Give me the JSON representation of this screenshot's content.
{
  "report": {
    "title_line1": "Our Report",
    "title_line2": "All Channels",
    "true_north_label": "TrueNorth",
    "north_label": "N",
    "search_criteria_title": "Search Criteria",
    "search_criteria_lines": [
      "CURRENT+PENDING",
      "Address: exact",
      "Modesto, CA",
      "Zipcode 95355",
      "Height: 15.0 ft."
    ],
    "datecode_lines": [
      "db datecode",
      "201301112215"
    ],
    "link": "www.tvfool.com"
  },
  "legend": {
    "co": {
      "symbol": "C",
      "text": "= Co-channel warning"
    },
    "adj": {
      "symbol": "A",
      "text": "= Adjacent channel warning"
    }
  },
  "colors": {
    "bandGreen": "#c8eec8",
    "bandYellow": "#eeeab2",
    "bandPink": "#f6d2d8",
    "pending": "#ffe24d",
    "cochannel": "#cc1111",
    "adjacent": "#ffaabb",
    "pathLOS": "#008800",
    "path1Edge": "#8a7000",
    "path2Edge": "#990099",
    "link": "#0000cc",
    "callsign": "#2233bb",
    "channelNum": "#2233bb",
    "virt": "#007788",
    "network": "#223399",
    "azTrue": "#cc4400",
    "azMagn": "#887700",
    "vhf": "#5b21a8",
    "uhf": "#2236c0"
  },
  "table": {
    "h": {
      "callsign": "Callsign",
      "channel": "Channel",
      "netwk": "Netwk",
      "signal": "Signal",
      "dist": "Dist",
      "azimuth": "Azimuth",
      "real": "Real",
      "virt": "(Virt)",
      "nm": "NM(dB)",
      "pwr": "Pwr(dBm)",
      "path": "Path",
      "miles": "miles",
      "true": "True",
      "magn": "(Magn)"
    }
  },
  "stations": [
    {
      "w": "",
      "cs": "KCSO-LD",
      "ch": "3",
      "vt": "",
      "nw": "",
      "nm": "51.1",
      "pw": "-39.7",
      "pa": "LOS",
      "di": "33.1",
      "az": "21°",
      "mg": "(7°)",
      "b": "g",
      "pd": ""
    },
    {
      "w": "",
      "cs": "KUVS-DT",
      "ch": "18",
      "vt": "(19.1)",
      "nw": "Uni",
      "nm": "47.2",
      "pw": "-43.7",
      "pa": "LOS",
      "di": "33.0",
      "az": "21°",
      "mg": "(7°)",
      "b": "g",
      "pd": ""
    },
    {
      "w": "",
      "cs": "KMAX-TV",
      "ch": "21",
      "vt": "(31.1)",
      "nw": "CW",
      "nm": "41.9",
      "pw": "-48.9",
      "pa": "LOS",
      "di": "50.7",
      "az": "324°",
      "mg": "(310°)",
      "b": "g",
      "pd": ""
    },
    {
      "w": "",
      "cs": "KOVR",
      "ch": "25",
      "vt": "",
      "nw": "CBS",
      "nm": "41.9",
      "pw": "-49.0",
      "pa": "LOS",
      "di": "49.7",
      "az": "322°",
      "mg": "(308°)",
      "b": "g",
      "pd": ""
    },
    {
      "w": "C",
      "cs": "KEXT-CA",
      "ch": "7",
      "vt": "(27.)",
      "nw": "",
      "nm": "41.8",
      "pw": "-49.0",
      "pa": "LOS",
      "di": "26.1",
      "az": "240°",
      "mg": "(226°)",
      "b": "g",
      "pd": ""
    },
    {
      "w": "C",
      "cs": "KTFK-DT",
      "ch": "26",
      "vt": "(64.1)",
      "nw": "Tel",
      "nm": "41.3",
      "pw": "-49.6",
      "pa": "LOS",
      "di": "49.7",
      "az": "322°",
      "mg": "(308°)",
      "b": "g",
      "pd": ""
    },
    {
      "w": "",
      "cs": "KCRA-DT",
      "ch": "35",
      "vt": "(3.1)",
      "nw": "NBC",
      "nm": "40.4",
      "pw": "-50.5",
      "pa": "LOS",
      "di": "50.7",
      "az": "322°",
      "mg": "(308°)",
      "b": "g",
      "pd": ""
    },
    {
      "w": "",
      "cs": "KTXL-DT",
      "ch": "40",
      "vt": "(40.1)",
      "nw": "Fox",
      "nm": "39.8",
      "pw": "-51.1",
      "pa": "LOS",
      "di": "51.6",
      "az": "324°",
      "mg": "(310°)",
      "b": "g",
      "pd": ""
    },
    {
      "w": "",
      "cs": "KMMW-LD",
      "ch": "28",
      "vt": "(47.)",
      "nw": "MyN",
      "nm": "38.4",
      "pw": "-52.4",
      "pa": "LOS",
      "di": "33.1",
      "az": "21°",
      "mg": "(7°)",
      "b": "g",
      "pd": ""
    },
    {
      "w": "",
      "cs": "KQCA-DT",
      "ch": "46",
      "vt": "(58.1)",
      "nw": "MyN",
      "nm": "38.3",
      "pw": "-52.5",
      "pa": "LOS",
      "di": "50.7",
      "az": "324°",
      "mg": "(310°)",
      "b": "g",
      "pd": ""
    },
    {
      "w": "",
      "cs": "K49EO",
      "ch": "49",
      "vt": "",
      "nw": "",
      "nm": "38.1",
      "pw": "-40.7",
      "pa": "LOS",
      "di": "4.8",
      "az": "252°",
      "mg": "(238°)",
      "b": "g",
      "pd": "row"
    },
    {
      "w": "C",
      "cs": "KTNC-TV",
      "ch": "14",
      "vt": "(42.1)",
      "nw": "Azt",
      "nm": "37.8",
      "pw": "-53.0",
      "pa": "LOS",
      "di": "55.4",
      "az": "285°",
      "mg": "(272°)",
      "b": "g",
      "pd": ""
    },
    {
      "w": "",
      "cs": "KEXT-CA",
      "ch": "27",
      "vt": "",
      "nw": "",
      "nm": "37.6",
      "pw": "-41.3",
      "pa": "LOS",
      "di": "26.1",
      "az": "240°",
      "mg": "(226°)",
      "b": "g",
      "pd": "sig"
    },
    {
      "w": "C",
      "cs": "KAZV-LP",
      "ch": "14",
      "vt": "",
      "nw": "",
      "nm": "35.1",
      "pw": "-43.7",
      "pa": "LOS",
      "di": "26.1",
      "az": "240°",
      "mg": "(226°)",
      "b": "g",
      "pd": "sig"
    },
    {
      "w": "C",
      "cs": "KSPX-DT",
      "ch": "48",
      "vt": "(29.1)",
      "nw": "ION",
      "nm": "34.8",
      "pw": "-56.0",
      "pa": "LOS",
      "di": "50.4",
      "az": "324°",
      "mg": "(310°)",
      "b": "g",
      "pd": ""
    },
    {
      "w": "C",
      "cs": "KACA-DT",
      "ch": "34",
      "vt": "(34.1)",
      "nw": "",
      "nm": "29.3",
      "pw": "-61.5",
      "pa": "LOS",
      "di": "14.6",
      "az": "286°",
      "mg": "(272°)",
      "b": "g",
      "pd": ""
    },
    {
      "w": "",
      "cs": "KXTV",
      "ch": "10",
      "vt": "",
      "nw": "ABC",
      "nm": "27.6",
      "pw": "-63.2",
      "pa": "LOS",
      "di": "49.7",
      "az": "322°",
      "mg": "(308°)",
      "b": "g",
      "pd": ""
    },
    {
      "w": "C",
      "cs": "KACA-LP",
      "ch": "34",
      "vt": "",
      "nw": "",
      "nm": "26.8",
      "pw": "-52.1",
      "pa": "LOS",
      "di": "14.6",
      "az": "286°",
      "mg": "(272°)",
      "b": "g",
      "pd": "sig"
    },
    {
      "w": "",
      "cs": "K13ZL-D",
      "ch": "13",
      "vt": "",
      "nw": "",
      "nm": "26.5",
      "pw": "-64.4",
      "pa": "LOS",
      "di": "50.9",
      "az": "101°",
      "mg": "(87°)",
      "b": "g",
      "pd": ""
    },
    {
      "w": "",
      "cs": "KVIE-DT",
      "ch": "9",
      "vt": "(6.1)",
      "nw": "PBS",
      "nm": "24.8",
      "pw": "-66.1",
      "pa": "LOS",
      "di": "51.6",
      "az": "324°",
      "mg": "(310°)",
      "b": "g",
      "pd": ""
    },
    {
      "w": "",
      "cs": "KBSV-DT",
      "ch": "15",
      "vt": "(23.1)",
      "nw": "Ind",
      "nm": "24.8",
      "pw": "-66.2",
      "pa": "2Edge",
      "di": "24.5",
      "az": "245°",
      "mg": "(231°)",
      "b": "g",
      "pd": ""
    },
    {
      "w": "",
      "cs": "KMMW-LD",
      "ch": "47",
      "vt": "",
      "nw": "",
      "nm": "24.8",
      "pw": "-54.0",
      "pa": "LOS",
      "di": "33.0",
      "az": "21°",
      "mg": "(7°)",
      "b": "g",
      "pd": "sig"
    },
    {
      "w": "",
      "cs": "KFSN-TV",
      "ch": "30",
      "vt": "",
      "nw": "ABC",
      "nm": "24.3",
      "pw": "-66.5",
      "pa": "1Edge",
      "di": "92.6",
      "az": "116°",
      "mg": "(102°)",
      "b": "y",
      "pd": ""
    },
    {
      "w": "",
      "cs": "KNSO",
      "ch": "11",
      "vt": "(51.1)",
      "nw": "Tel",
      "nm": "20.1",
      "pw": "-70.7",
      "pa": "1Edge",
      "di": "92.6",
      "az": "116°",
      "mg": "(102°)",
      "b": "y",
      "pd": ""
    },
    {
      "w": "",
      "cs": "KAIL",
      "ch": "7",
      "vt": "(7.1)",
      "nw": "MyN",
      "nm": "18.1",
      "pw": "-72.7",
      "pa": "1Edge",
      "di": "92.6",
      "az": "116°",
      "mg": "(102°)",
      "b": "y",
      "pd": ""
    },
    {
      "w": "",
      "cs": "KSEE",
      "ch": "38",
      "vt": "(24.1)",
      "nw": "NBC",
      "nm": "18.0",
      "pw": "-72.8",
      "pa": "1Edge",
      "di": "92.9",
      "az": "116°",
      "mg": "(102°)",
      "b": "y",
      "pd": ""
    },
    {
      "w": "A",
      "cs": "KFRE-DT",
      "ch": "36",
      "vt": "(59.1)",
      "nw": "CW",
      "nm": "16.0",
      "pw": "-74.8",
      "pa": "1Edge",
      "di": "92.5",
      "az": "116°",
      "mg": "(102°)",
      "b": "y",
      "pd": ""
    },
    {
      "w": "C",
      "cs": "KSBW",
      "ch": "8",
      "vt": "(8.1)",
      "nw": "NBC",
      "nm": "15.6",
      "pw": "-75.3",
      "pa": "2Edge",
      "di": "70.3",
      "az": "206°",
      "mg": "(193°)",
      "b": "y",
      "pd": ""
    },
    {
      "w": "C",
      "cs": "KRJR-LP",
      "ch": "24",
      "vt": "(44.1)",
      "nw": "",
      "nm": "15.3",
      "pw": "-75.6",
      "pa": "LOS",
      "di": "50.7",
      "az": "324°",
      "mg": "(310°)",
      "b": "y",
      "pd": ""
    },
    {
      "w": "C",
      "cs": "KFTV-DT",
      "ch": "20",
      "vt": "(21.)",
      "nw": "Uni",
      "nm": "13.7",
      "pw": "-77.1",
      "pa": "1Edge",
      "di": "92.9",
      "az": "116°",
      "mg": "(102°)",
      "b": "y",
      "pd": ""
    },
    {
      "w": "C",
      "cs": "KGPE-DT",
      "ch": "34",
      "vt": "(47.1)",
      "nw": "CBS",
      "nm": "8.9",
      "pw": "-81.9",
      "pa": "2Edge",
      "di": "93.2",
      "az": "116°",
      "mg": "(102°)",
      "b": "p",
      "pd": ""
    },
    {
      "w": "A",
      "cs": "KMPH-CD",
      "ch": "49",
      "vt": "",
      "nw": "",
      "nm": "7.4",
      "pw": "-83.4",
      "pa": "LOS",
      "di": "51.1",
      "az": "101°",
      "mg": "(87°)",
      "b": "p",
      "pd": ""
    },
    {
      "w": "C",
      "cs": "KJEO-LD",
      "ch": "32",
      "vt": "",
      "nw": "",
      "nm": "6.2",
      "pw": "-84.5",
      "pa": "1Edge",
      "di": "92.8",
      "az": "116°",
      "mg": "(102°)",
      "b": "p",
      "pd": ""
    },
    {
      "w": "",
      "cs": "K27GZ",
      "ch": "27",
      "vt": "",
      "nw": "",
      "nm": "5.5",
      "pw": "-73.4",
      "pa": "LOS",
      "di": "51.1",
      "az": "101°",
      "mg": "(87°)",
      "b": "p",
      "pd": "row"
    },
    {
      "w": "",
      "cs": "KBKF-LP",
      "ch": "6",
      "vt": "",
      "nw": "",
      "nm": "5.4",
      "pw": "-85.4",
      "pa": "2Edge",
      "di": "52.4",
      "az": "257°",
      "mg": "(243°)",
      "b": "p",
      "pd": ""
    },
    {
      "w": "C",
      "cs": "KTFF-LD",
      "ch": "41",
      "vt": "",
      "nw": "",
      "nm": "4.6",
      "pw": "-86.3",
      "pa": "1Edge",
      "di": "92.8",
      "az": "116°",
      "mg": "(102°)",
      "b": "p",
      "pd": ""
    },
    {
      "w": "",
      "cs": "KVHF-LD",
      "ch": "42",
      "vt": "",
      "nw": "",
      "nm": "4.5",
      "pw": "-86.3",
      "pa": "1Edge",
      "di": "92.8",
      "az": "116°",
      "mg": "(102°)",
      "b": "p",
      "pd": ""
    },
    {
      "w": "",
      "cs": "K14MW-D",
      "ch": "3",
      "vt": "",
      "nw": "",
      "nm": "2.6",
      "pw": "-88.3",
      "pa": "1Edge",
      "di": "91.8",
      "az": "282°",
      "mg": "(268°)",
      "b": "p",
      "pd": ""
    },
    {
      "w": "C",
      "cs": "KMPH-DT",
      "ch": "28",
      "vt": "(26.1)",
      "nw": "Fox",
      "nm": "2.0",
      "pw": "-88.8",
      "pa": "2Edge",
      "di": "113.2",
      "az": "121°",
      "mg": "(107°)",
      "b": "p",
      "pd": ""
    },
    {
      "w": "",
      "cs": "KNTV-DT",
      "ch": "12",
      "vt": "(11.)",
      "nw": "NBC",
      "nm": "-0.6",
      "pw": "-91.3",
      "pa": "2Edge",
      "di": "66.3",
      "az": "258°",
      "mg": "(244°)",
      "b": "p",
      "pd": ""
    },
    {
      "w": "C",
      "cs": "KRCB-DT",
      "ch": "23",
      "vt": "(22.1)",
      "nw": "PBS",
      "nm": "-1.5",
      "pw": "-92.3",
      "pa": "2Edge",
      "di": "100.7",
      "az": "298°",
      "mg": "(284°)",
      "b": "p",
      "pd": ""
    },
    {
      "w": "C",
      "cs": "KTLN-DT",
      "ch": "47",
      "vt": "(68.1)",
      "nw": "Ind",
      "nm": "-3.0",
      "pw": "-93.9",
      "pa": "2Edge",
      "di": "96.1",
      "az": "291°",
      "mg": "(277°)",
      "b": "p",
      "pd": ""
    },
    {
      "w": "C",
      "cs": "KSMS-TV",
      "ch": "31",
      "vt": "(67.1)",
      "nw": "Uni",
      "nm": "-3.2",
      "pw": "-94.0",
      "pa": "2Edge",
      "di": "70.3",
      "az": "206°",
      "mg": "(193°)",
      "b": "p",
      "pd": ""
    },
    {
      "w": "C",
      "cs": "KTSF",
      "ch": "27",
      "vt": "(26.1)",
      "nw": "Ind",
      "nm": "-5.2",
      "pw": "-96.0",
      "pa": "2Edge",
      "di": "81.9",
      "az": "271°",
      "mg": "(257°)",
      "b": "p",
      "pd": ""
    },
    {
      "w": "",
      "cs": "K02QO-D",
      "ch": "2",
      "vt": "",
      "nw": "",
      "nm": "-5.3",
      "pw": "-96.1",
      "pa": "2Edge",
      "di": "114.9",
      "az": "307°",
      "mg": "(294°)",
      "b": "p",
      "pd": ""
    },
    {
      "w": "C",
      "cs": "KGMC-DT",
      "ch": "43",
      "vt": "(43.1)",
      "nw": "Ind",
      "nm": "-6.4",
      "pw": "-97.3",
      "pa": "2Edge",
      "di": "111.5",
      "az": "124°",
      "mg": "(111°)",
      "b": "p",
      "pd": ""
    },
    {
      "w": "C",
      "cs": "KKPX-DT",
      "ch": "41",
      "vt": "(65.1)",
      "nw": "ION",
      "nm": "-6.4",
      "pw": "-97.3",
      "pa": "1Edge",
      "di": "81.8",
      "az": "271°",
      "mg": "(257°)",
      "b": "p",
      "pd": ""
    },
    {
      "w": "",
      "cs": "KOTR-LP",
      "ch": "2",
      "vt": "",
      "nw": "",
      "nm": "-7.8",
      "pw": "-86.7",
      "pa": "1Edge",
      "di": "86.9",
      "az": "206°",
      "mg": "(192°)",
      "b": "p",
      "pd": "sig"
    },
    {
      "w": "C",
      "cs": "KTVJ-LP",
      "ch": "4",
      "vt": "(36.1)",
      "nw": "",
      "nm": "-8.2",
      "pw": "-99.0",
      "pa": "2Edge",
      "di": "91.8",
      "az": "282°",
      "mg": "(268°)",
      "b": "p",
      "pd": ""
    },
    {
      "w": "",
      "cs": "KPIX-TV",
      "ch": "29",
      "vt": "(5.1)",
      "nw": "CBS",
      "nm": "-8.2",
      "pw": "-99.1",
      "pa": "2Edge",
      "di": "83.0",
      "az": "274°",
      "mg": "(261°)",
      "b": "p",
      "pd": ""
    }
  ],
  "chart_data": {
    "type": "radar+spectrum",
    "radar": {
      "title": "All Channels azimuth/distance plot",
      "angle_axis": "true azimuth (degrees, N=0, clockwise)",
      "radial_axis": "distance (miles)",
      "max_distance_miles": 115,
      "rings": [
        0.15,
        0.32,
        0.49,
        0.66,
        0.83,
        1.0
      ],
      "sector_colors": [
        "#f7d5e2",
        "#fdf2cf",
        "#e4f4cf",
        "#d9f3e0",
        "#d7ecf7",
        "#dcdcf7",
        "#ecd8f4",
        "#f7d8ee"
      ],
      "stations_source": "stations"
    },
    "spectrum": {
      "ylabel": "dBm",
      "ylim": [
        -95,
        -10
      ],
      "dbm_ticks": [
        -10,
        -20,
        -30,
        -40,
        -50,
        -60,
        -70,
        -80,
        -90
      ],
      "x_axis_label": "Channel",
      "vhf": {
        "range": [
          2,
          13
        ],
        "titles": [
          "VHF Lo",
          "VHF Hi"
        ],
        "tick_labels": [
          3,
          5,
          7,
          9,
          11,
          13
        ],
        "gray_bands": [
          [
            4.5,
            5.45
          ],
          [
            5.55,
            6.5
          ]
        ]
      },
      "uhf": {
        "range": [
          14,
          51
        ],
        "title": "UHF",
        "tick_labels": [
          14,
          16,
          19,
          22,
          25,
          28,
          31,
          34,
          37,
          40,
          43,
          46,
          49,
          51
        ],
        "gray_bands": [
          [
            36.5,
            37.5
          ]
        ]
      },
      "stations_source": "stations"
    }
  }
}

**Prompt:** Search the listing for the word "azimuth" and return each line that holds it.

**Written response:**
      "azimuth": "Azimuth",
      "title": "All Channels azimuth/distance plot",
      "angle_axis": "true azimuth (degrees, N=0, clockwise)",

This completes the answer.